Task description
Print all of the entries below again, line for line, without changing a single character.
============
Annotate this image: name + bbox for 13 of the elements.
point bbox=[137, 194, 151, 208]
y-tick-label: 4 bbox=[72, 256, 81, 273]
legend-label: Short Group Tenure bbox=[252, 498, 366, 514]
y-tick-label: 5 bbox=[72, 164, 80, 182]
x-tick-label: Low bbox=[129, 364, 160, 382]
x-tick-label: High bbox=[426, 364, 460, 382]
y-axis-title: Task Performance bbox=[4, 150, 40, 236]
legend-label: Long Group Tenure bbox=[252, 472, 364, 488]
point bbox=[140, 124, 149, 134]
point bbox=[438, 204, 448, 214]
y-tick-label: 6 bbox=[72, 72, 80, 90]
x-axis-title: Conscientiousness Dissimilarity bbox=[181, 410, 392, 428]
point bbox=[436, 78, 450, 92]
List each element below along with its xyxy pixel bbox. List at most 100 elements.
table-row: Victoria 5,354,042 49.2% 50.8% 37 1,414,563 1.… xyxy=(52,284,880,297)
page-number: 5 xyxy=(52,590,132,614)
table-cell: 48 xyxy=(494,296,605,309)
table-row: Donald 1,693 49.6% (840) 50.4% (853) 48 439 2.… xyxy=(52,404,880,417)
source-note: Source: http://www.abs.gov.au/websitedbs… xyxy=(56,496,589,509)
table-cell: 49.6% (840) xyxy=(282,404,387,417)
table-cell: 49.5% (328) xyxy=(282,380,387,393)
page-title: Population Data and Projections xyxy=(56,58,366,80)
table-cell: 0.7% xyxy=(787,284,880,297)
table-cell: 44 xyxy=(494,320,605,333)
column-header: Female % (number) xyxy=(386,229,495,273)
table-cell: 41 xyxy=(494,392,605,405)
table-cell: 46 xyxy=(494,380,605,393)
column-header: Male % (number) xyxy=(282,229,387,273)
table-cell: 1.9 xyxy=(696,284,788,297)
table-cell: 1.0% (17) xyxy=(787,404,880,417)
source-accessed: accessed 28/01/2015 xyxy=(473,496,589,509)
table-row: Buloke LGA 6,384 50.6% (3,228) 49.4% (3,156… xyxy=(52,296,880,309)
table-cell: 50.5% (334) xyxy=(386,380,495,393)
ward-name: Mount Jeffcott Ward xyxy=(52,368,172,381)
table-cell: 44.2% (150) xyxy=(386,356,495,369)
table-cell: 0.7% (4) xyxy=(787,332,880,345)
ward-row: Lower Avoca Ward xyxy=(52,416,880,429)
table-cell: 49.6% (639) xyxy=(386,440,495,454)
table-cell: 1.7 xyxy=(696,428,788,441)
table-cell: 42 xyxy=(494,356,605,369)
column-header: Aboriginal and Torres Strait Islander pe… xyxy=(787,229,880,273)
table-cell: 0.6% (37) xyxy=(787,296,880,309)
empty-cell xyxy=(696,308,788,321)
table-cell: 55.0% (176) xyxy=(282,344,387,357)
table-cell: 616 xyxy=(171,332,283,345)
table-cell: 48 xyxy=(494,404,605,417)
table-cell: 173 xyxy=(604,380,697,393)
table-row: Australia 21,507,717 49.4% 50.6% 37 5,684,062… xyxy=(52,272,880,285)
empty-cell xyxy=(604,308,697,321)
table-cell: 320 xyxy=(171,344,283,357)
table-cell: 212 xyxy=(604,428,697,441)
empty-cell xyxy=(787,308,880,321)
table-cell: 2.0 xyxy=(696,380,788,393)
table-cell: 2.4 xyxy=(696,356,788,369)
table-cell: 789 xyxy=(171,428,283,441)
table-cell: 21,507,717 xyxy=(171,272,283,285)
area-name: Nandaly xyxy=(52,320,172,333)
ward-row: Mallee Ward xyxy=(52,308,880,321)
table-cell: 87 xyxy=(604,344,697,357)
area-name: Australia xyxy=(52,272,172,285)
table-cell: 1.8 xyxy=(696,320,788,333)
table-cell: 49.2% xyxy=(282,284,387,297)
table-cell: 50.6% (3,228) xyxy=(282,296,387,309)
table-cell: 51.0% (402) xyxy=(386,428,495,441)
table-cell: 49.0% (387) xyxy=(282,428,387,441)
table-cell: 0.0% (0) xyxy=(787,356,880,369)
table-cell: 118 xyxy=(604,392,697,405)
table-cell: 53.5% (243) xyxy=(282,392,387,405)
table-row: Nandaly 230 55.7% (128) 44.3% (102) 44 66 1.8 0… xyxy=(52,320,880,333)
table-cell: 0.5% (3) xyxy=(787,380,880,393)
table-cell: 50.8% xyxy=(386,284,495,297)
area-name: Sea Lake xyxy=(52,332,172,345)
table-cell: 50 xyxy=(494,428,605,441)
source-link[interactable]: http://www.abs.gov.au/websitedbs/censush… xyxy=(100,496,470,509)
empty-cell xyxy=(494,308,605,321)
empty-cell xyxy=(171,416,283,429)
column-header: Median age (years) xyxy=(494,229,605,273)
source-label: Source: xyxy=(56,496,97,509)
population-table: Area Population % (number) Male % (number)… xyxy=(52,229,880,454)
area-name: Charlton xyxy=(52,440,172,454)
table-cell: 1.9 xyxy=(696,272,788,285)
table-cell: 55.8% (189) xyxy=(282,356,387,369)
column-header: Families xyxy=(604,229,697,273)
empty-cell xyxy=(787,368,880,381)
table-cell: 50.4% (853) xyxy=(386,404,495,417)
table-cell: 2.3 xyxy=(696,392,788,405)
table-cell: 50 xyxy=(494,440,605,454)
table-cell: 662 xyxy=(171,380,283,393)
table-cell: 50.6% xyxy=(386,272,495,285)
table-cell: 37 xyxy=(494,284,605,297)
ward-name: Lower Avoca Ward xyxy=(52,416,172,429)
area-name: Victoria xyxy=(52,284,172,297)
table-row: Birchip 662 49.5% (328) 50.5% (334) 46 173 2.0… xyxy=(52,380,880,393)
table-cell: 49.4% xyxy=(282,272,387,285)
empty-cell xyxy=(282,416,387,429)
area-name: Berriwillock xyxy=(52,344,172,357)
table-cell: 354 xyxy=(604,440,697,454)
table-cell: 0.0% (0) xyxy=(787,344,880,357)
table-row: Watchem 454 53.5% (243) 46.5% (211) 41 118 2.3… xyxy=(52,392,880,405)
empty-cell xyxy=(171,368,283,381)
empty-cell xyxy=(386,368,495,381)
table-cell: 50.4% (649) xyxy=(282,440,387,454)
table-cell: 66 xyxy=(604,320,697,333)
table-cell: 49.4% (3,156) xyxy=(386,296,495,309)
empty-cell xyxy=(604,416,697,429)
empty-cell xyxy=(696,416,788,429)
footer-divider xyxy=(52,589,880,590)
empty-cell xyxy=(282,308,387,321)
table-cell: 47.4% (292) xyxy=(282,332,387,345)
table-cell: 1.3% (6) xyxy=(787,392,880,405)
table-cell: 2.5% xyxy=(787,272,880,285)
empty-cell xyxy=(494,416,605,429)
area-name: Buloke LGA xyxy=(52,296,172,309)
============
Result
Annotate this image: name + bbox for 13 of the elements.
point bbox=[137, 194, 151, 208]
y-tick-label: 4 bbox=[72, 256, 81, 273]
legend-label: Short Group Tenure bbox=[252, 498, 366, 514]
y-tick-label: 5 bbox=[72, 164, 80, 182]
x-tick-label: Low bbox=[129, 364, 160, 382]
x-tick-label: High bbox=[426, 364, 460, 382]
y-axis-title: Task Performance bbox=[4, 150, 40, 236]
legend-label: Long Group Tenure bbox=[252, 472, 364, 488]
point bbox=[140, 124, 149, 134]
point bbox=[438, 204, 448, 214]
y-tick-label: 6 bbox=[72, 72, 80, 90]
x-axis-title: Conscientiousness Dissimilarity bbox=[181, 410, 392, 428]
point bbox=[436, 78, 450, 92]
List each element below along with its xyxy pixel bbox. List at most 100 elements.
table-row: Victoria 5,354,042 49.2% 50.8% 37 1,414,563 1.… xyxy=(52,284,880,297)
page-number: 5 xyxy=(52,590,132,614)
table-cell: 48 xyxy=(494,296,605,309)
table-row: Donald 1,693 49.6% (840) 50.4% (853) 48 439 2.… xyxy=(52,404,880,417)
source-note: Source: http://www.abs.gov.au/websitedbs… xyxy=(56,496,589,509)
table-cell: 49.6% (840) xyxy=(282,404,387,417)
table-cell: 49.5% (328) xyxy=(282,380,387,393)
page-title: Population Data and Projections xyxy=(56,58,366,80)
table-cell: 0.7% xyxy=(787,284,880,297)
table-cell: 44 xyxy=(494,320,605,333)
column-header: Female % (number) xyxy=(386,229,495,273)
table-cell: 41 xyxy=(494,392,605,405)
table-cell: 46 xyxy=(494,380,605,393)
column-header: Male % (number) xyxy=(282,229,387,273)
table-cell: 1.9 xyxy=(696,284,788,297)
table-cell: 1.0% (17) xyxy=(787,404,880,417)
source-accessed: accessed 28/01/2015 xyxy=(473,496,589,509)
table-row: Buloke LGA 6,384 50.6% (3,228) 49.4% (3,156… xyxy=(52,296,880,309)
table-cell: 50.5% (334) xyxy=(386,380,495,393)
ward-name: Mount Jeffcott Ward xyxy=(52,368,172,381)
table-cell: 44.2% (150) xyxy=(386,356,495,369)
table-cell: 0.7% (4) xyxy=(787,332,880,345)
ward-row: Lower Avoca Ward xyxy=(52,416,880,429)
table-cell: 49.6% (639) xyxy=(386,440,495,454)
table-cell: 1.7 xyxy=(696,428,788,441)
table-cell: 42 xyxy=(494,356,605,369)
column-header: Aboriginal and Torres Strait Islander pe… xyxy=(787,229,880,273)
table-cell: 0.6% (37) xyxy=(787,296,880,309)
empty-cell xyxy=(696,308,788,321)
table-cell: 55.0% (176) xyxy=(282,344,387,357)
table-cell: 616 xyxy=(171,332,283,345)
table-cell: 48 xyxy=(494,404,605,417)
table-cell: 173 xyxy=(604,380,697,393)
table-row: Australia 21,507,717 49.4% 50.6% 37 5,684,062… xyxy=(52,272,880,285)
empty-cell xyxy=(604,308,697,321)
table-cell: 320 xyxy=(171,344,283,357)
table-cell: 212 xyxy=(604,428,697,441)
empty-cell xyxy=(787,308,880,321)
table-cell: 2.0 xyxy=(696,380,788,393)
table-cell: 2.4 xyxy=(696,356,788,369)
table-cell: 789 xyxy=(171,428,283,441)
table-cell: 21,507,717 xyxy=(171,272,283,285)
area-name: Nandaly xyxy=(52,320,172,333)
ward-row: Mallee Ward xyxy=(52,308,880,321)
table-cell: 87 xyxy=(604,344,697,357)
area-name: Australia xyxy=(52,272,172,285)
table-cell: 1.8 xyxy=(696,320,788,333)
table-cell: 49.2% xyxy=(282,284,387,297)
table-cell: 50.6% (3,228) xyxy=(282,296,387,309)
table-cell: 51.0% (402) xyxy=(386,428,495,441)
table-cell: 49.0% (387) xyxy=(282,428,387,441)
table-cell: 0.0% (0) xyxy=(787,356,880,369)
table-cell: 118 xyxy=(604,392,697,405)
table-cell: 53.5% (243) xyxy=(282,392,387,405)
table-row: Nandaly 230 55.7% (128) 44.3% (102) 44 66 1.8 0… xyxy=(52,320,880,333)
table-cell: 0.5% (3) xyxy=(787,380,880,393)
table-cell: 50.8% xyxy=(386,284,495,297)
area-name: Sea Lake xyxy=(52,332,172,345)
table-cell: 50 xyxy=(494,428,605,441)
source-link[interactable]: http://www.abs.gov.au/websitedbs/censush… xyxy=(100,496,470,509)
empty-cell xyxy=(494,308,605,321)
empty-cell xyxy=(171,416,283,429)
column-header: Median age (years) xyxy=(494,229,605,273)
source-label: Source: xyxy=(56,496,97,509)
population-table: Area Population % (number) Male % (number)… xyxy=(52,229,880,454)
area-name: Charlton xyxy=(52,440,172,454)
table-cell: 1.9 xyxy=(696,272,788,285)
table-cell: 55.8% (189) xyxy=(282,356,387,369)
column-header: Families xyxy=(604,229,697,273)
empty-cell xyxy=(787,368,880,381)
table-cell: 50.4% (853) xyxy=(386,404,495,417)
table-cell: 2.3 xyxy=(696,392,788,405)
table-cell: 50 xyxy=(494,440,605,454)
table-cell: 662 xyxy=(171,380,283,393)
table-cell: 50.6% xyxy=(386,272,495,285)
table-cell: 37 xyxy=(494,284,605,297)
ward-name: Lower Avoca Ward xyxy=(52,416,172,429)
area-name: Victoria xyxy=(52,284,172,297)
table-row: Birchip 662 49.5% (328) 50.5% (334) 46 173 2.0… xyxy=(52,380,880,393)
table-cell: 49.4% xyxy=(282,272,387,285)
empty-cell xyxy=(282,416,387,429)
area-name: Berriwillock xyxy=(52,344,172,357)
table-cell: 354 xyxy=(604,440,697,454)
table-cell: 0.0% (0) xyxy=(787,344,880,357)
table-row: Watchem 454 53.5% (243) 46.5% (211) 41 118 2.3… xyxy=(52,392,880,405)
empty-cell xyxy=(171,368,283,381)
empty-cell xyxy=(386,368,495,381)
table-cell: 50.4% (649) xyxy=(282,440,387,454)
table-cell: 66 xyxy=(604,320,697,333)
table-cell: 49.4% (3,156) xyxy=(386,296,495,309)
empty-cell xyxy=(604,416,697,429)
empty-cell xyxy=(696,416,788,429)
footer-divider xyxy=(52,589,880,590)
empty-cell xyxy=(282,308,387,321)
table-cell: 47.4% (292) xyxy=(282,332,387,345)
table-cell: 1.3% (6) xyxy=(787,392,880,405)
table-cell: 2.5% xyxy=(787,272,880,285)
empty-cell xyxy=(494,416,605,429)
area-name: Buloke LGA xyxy=(52,296,172,309)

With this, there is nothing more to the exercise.